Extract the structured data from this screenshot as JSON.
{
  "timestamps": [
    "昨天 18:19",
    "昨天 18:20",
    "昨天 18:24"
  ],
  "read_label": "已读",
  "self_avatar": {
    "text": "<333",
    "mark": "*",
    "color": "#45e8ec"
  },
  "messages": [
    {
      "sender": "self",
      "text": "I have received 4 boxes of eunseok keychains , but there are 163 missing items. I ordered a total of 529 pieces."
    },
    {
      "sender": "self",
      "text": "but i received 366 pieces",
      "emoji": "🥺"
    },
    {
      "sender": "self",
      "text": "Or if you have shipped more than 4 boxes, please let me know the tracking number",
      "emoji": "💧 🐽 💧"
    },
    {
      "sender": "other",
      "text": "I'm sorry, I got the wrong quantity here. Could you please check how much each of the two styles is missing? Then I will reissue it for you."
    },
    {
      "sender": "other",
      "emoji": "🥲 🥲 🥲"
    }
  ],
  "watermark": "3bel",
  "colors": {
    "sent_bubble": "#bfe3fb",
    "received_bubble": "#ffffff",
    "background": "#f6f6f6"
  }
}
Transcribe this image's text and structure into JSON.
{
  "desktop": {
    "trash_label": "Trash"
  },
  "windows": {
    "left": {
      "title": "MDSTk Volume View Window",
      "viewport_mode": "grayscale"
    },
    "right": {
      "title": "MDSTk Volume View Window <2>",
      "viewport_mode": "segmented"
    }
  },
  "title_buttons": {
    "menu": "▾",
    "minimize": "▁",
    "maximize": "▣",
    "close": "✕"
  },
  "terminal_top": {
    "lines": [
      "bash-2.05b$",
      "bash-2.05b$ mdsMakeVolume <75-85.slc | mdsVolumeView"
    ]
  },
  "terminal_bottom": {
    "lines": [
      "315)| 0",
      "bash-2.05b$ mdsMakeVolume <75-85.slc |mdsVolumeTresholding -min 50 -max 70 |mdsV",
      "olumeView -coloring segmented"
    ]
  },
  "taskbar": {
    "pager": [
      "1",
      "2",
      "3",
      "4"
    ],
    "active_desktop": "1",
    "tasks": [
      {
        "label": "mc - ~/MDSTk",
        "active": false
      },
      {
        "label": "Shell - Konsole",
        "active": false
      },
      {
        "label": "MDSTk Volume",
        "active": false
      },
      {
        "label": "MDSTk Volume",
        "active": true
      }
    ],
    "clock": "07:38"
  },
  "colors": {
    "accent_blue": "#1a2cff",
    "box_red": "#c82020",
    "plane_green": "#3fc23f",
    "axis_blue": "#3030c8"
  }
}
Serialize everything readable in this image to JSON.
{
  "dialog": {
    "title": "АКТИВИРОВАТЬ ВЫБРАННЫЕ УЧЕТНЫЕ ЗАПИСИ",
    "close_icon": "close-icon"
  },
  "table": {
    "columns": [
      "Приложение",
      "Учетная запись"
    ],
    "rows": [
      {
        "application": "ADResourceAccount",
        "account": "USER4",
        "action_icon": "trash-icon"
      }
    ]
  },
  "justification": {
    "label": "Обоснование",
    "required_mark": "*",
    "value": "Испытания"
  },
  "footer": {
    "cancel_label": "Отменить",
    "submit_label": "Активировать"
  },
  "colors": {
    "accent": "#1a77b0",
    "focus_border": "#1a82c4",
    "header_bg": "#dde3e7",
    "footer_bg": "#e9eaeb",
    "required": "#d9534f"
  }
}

□ □ □ □ □ □ □

§ **Task description**: Print the whole listing again, exactly.

§ **Answer to the task**:
Extract the structured data from this screenshot as JSON.
{
  "timestamps": [
    "昨天 18:19",
    "昨天 18:20",
    "昨天 18:24"
  ],
  "read_label": "已读",
  "self_avatar": {
    "text": "<333",
    "mark": "*",
    "color": "#45e8ec"
  },
  "messages": [
    {
      "sender": "self",
      "text": "I have received 4 boxes of eunseok keychains , but there are 163 missing items. I ordered a total of 529 pieces."
    },
    {
      "sender": "self",
      "text": "but i received 366 pieces",
      "emoji": "🥺"
    },
    {
      "sender": "self",
      "text": "Or if you have shipped more than 4 boxes, please let me know the tracking number",
      "emoji": "💧 🐽 💧"
    },
    {
      "sender": "other",
      "text": "I'm sorry, I got the wrong quantity here. Could you please check how much each of the two styles is missing? Then I will reissue it for you."
    },
    {
      "sender": "other",
      "emoji": "🥲 🥲 🥲"
    }
  ],
  "watermark": "3bel",
  "colors": {
    "sent_bubble": "#bfe3fb",
    "received_bubble": "#ffffff",
    "background": "#f6f6f6"
  }
}
Transcribe this image's text and structure into JSON.
{
  "desktop": {
    "trash_label": "Trash"
  },
  "windows": {
    "left": {
      "title": "MDSTk Volume View Window",
      "viewport_mode": "grayscale"
    },
    "right": {
      "title": "MDSTk Volume View Window <2>",
      "viewport_mode": "segmented"
    }
  },
  "title_buttons": {
    "menu": "▾",
    "minimize": "▁",
    "maximize": "▣",
    "close": "✕"
  },
  "terminal_top": {
    "lines": [
      "bash-2.05b$",
      "bash-2.05b$ mdsMakeVolume <75-85.slc | mdsVolumeView"
    ]
  },
  "terminal_bottom": {
    "lines": [
      "315)| 0",
      "bash-2.05b$ mdsMakeVolume <75-85.slc |mdsVolumeTresholding -min 50 -max 70 |mdsV",
      "olumeView -coloring segmented"
    ]
  },
  "taskbar": {
    "pager": [
      "1",
      "2",
      "3",
      "4"
    ],
    "active_desktop": "1",
    "tasks": [
      {
        "label": "mc - ~/MDSTk",
        "active": false
      },
      {
        "label": "Shell - Konsole",
        "active": false
      },
      {
        "label": "MDSTk Volume",
        "active": false
      },
      {
        "label": "MDSTk Volume",
        "active": true
      }
    ],
    "clock": "07:38"
  },
  "colors": {
    "accent_blue": "#1a2cff",
    "box_red": "#c82020",
    "plane_green": "#3fc23f",
    "axis_blue": "#3030c8"
  }
}
Serialize everything readable in this image to JSON.
{
  "dialog": {
    "title": "АКТИВИРОВАТЬ ВЫБРАННЫЕ УЧЕТНЫЕ ЗАПИСИ",
    "close_icon": "close-icon"
  },
  "table": {
    "columns": [
      "Приложение",
      "Учетная запись"
    ],
    "rows": [
      {
        "application": "ADResourceAccount",
        "account": "USER4",
        "action_icon": "trash-icon"
      }
    ]
  },
  "justification": {
    "label": "Обоснование",
    "required_mark": "*",
    "value": "Испытания"
  },
  "footer": {
    "cancel_label": "Отменить",
    "submit_label": "Активировать"
  },
  "colors": {
    "accent": "#1a77b0",
    "focus_border": "#1a82c4",
    "header_bg": "#dde3e7",
    "footer_bg": "#e9eaeb",
    "required": "#d9534f"
  }
}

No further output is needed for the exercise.